### [Problem requirements]
Type out the material below exactly.

### [Supplied data]
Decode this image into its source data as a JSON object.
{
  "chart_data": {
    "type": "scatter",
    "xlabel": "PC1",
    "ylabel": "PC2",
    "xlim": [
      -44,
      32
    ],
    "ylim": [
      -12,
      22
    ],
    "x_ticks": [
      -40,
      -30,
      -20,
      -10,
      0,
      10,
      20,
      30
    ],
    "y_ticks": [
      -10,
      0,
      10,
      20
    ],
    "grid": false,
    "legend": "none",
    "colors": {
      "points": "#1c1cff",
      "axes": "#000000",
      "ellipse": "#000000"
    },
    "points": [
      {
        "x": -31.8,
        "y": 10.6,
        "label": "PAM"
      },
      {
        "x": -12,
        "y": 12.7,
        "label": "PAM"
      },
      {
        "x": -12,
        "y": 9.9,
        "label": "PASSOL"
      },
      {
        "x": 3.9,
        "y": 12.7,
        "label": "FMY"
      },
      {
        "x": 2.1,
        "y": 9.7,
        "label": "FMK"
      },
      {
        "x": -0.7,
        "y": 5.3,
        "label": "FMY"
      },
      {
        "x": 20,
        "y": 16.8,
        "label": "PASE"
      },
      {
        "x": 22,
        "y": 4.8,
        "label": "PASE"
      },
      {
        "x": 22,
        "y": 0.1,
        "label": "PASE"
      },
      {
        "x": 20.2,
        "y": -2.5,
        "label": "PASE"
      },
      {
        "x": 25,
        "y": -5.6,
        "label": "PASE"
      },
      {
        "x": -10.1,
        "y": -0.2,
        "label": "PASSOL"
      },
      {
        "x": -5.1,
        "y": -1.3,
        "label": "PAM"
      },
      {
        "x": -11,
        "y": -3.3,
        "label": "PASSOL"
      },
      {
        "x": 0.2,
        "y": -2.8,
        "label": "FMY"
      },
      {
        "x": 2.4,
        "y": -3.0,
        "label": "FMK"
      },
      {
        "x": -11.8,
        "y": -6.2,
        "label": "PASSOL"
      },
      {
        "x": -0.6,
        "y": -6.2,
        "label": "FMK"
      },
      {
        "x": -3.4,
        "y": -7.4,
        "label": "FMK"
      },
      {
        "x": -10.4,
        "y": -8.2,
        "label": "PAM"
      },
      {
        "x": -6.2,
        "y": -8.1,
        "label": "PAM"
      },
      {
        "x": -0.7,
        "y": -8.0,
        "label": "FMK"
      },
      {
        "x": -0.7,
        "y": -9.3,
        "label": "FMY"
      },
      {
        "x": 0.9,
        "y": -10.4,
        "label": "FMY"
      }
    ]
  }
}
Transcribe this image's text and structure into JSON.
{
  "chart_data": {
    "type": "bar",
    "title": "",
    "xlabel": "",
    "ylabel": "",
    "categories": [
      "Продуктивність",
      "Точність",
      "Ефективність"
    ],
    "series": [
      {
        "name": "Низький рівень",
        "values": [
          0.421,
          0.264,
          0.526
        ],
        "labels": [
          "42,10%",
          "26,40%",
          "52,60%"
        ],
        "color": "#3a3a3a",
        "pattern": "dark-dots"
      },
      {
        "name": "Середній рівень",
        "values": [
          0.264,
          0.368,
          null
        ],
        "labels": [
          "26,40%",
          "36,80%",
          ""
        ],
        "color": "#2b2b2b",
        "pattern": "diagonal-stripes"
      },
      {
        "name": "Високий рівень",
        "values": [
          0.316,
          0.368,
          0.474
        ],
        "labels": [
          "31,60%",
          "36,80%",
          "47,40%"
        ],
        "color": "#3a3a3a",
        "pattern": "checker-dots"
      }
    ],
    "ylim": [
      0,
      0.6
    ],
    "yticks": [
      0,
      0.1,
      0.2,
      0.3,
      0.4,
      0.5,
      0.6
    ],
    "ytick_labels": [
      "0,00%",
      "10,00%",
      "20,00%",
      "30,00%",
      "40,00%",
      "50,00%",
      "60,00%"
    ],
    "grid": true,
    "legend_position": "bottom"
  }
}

### [Answer below]
Decode this image into its source data as a JSON object.
{
  "chart_data": {
    "type": "scatter",
    "xlabel": "PC1",
    "ylabel": "PC2",
    "xlim": [
      -44,
      32
    ],
    "ylim": [
      -12,
      22
    ],
    "x_ticks": [
      -40,
      -30,
      -20,
      -10,
      0,
      10,
      20,
      30
    ],
    "y_ticks": [
      -10,
      0,
      10,
      20
    ],
    "grid": false,
    "legend": "none",
    "colors": {
      "points": "#1c1cff",
      "axes": "#000000",
      "ellipse": "#000000"
    },
    "points": [
      {
        "x": -31.8,
        "y": 10.6,
        "label": "PAM"
      },
      {
        "x": -12,
        "y": 12.7,
        "label": "PAM"
      },
      {
        "x": -12,
        "y": 9.9,
        "label": "PASSOL"
      },
      {
        "x": 3.9,
        "y": 12.7,
        "label": "FMY"
      },
      {
        "x": 2.1,
        "y": 9.7,
        "label": "FMK"
      },
      {
        "x": -0.7,
        "y": 5.3,
        "label": "FMY"
      },
      {
        "x": 20,
        "y": 16.8,
        "label": "PASE"
      },
      {
        "x": 22,
        "y": 4.8,
        "label": "PASE"
      },
      {
        "x": 22,
        "y": 0.1,
        "label": "PASE"
      },
      {
        "x": 20.2,
        "y": -2.5,
        "label": "PASE"
      },
      {
        "x": 25,
        "y": -5.6,
        "label": "PASE"
      },
      {
        "x": -10.1,
        "y": -0.2,
        "label": "PASSOL"
      },
      {
        "x": -5.1,
        "y": -1.3,
        "label": "PAM"
      },
      {
        "x": -11,
        "y": -3.3,
        "label": "PASSOL"
      },
      {
        "x": 0.2,
        "y": -2.8,
        "label": "FMY"
      },
      {
        "x": 2.4,
        "y": -3.0,
        "label": "FMK"
      },
      {
        "x": -11.8,
        "y": -6.2,
        "label": "PASSOL"
      },
      {
        "x": -0.6,
        "y": -6.2,
        "label": "FMK"
      },
      {
        "x": -3.4,
        "y": -7.4,
        "label": "FMK"
      },
      {
        "x": -10.4,
        "y": -8.2,
        "label": "PAM"
      },
      {
        "x": -6.2,
        "y": -8.1,
        "label": "PAM"
      },
      {
        "x": -0.7,
        "y": -8.0,
        "label": "FMK"
      },
      {
        "x": -0.7,
        "y": -9.3,
        "label": "FMY"
      },
      {
        "x": 0.9,
        "y": -10.4,
        "label": "FMY"
      }
    ]
  }
}
Transcribe this image's text and structure into JSON.
{
  "chart_data": {
    "type": "bar",
    "title": "",
    "xlabel": "",
    "ylabel": "",
    "categories": [
      "Продуктивність",
      "Точність",
      "Ефективність"
    ],
    "series": [
      {
        "name": "Низький рівень",
        "values": [
          0.421,
          0.264,
          0.526
        ],
        "labels": [
          "42,10%",
          "26,40%",
          "52,60%"
        ],
        "color": "#3a3a3a",
        "pattern": "dark-dots"
      },
      {
        "name": "Середній рівень",
        "values": [
          0.264,
          0.368,
          null
        ],
        "labels": [
          "26,40%",
          "36,80%",
          ""
        ],
        "color": "#2b2b2b",
        "pattern": "diagonal-stripes"
      },
      {
        "name": "Високий рівень",
        "values": [
          0.316,
          0.368,
          0.474
        ],
        "labels": [
          "31,60%",
          "36,80%",
          "47,40%"
        ],
        "color": "#3a3a3a",
        "pattern": "checker-dots"
      }
    ],
    "ylim": [
      0,
      0.6
    ],
    "yticks": [
      0,
      0.1,
      0.2,
      0.3,
      0.4,
      0.5,
      0.6
    ],
    "ytick_labels": [
      "0,00%",
      "10,00%",
      "20,00%",
      "30,00%",
      "40,00%",
      "50,00%",
      "60,00%"
    ],
    "grid": true,
    "legend_position": "bottom"
  }
}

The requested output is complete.